=== Available data ===
◆ ◆ ◆ ◆ ◆

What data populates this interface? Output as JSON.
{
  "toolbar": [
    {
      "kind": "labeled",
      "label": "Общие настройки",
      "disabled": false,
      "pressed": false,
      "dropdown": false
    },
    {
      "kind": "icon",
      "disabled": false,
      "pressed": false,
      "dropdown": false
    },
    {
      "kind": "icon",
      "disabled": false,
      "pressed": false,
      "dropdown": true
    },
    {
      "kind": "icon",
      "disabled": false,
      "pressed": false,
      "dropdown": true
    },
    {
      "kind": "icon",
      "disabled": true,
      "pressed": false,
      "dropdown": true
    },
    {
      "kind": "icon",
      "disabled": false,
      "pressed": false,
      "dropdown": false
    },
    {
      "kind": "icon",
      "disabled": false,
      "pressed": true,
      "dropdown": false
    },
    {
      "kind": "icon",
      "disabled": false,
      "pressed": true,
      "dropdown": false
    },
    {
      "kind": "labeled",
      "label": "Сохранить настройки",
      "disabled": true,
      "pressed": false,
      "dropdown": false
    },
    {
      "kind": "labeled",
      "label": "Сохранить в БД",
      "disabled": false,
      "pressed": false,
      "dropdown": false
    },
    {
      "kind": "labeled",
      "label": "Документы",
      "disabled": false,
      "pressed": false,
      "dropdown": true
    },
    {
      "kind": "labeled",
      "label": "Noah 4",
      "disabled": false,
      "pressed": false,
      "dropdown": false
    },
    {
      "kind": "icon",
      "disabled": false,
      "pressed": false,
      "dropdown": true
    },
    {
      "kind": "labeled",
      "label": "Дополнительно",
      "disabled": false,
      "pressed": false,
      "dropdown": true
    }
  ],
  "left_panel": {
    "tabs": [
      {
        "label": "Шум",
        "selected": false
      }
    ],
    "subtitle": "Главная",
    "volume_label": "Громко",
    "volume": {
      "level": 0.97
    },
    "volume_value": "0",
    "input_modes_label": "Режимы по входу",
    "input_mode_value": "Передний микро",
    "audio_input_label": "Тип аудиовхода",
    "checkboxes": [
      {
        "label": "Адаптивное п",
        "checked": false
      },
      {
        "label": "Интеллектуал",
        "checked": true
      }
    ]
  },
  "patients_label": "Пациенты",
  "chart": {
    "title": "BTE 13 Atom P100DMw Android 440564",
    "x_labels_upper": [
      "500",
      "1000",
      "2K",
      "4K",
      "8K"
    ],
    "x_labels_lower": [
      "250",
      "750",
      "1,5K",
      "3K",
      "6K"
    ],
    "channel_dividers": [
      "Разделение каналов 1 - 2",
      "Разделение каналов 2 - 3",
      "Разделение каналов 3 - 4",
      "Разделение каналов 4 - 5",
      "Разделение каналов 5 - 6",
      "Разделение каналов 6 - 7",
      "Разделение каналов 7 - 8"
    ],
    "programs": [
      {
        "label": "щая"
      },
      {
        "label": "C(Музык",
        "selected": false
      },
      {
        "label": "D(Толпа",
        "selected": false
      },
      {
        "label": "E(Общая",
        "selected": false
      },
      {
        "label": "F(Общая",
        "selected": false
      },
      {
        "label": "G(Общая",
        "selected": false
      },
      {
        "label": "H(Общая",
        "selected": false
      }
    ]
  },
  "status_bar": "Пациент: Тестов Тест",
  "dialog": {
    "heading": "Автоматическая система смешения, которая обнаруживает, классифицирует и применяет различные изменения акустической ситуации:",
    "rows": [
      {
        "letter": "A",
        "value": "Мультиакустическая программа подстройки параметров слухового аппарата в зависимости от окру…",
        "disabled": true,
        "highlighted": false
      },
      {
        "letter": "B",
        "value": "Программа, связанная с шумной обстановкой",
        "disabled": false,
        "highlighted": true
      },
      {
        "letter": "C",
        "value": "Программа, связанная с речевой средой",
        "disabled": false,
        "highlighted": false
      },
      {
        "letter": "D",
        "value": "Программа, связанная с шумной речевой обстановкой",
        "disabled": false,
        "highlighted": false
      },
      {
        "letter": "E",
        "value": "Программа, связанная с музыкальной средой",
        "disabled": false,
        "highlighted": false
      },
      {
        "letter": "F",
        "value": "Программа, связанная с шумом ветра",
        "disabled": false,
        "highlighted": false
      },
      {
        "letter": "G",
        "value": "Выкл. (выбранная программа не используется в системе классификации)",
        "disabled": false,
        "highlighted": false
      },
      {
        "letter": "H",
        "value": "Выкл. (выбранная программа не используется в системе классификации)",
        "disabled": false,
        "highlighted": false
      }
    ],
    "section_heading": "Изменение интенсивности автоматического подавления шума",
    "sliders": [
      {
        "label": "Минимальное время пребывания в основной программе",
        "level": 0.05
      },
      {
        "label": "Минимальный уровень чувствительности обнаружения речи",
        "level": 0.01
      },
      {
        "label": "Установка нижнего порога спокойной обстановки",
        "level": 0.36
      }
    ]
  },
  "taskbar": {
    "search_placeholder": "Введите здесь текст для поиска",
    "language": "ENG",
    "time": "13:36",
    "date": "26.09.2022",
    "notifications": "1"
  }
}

◆ ◆ ◆ ◆ ◆

=== What to work on ===
Repeat the entries above verbatim.

=== Exercise solution ===
What data populates this interface? Output as JSON.
{
  "toolbar": [
    {
      "kind": "labeled",
      "label": "Общие настройки",
      "disabled": false,
      "pressed": false,
      "dropdown": false
    },
    {
      "kind": "icon",
      "disabled": false,
      "pressed": false,
      "dropdown": false
    },
    {
      "kind": "icon",
      "disabled": false,
      "pressed": false,
      "dropdown": true
    },
    {
      "kind": "icon",
      "disabled": false,
      "pressed": false,
      "dropdown": true
    },
    {
      "kind": "icon",
      "disabled": true,
      "pressed": false,
      "dropdown": true
    },
    {
      "kind": "icon",
      "disabled": false,
      "pressed": false,
      "dropdown": false
    },
    {
      "kind": "icon",
      "disabled": false,
      "pressed": true,
      "dropdown": false
    },
    {
      "kind": "icon",
      "disabled": false,
      "pressed": true,
      "dropdown": false
    },
    {
      "kind": "labeled",
      "label": "Сохранить настройки",
      "disabled": true,
      "pressed": false,
      "dropdown": false
    },
    {
      "kind": "labeled",
      "label": "Сохранить в БД",
      "disabled": false,
      "pressed": false,
      "dropdown": false
    },
    {
      "kind": "labeled",
      "label": "Документы",
      "disabled": false,
      "pressed": false,
      "dropdown": true
    },
    {
      "kind": "labeled",
      "label": "Noah 4",
      "disabled": false,
      "pressed": false,
      "dropdown": false
    },
    {
      "kind": "icon",
      "disabled": false,
      "pressed": false,
      "dropdown": true
    },
    {
      "kind": "labeled",
      "label": "Дополнительно",
      "disabled": false,
      "pressed": false,
      "dropdown": true
    }
  ],
  "left_panel": {
    "tabs": [
      {
        "label": "Шум",
        "selected": false
      }
    ],
    "subtitle": "Главная",
    "volume_label": "Громко",
    "volume": {
      "level": 0.97
    },
    "volume_value": "0",
    "input_modes_label": "Режимы по входу",
    "input_mode_value": "Передний микро",
    "audio_input_label": "Тип аудиовхода",
    "checkboxes": [
      {
        "label": "Адаптивное п",
        "checked": false
      },
      {
        "label": "Интеллектуал",
        "checked": true
      }
    ]
  },
  "patients_label": "Пациенты",
  "chart": {
    "title": "BTE 13 Atom P100DMw Android 440564",
    "x_labels_upper": [
      "500",
      "1000",
      "2K",
      "4K",
      "8K"
    ],
    "x_labels_lower": [
      "250",
      "750",
      "1,5K",
      "3K",
      "6K"
    ],
    "channel_dividers": [
      "Разделение каналов 1 - 2",
      "Разделение каналов 2 - 3",
      "Разделение каналов 3 - 4",
      "Разделение каналов 4 - 5",
      "Разделение каналов 5 - 6",
      "Разделение каналов 6 - 7",
      "Разделение каналов 7 - 8"
    ],
    "programs": [
      {
        "label": "щая"
      },
      {
        "label": "C(Музык",
        "selected": false
      },
      {
        "label": "D(Толпа",
        "selected": false
      },
      {
        "label": "E(Общая",
        "selected": false
      },
      {
        "label": "F(Общая",
        "selected": false
      },
      {
        "label": "G(Общая",
        "selected": false
      },
      {
        "label": "H(Общая",
        "selected": false
      }
    ]
  },
  "status_bar": "Пациент: Тестов Тест",
  "dialog": {
    "heading": "Автоматическая система смешения, которая обнаруживает, классифицирует и применяет различные изменения акустической ситуации:",
    "rows": [
      {
        "letter": "A",
        "value": "Мультиакустическая программа подстройки параметров слухового аппарата в зависимости от окру…",
        "disabled": true,
        "highlighted": false
      },
      {
        "letter": "B",
        "value": "Программа, связанная с шумной обстановкой",
        "disabled": false,
        "highlighted": true
      },
      {
        "letter": "C",
        "value": "Программа, связанная с речевой средой",
        "disabled": false,
        "highlighted": false
      },
      {
        "letter": "D",
        "value": "Программа, связанная с шумной речевой обстановкой",
        "disabled": false,
        "highlighted": false
      },
      {
        "letter": "E",
        "value": "Программа, связанная с музыкальной средой",
        "disabled": false,
        "highlighted": false
      },
      {
        "letter": "F",
        "value": "Программа, связанная с шумом ветра",
        "disabled": false,
        "highlighted": false
      },
      {
        "letter": "G",
        "value": "Выкл. (выбранная программа не используется в системе классификации)",
        "disabled": false,
        "highlighted": false
      },
      {
        "letter": "H",
        "value": "Выкл. (выбранная программа не используется в системе классификации)",
        "disabled": false,
        "highlighted": false
      }
    ],
    "section_heading": "Изменение интенсивности автоматического подавления шума",
    "sliders": [
      {
        "label": "Минимальное время пребывания в основной программе",
        "level": 0.05
      },
      {
        "label": "Минимальный уровень чувствительности обнаружения речи",
        "level": 0.01
      },
      {
        "label": "Установка нижнего порога спокойной обстановки",
        "level": 0.36
      }
    ]
  },
  "taskbar": {
    "search_placeholder": "Введите здесь текст для поиска",
    "language": "ENG",
    "time": "13:36",
    "date": "26.09.2022",
    "notifications": "1"
  }
}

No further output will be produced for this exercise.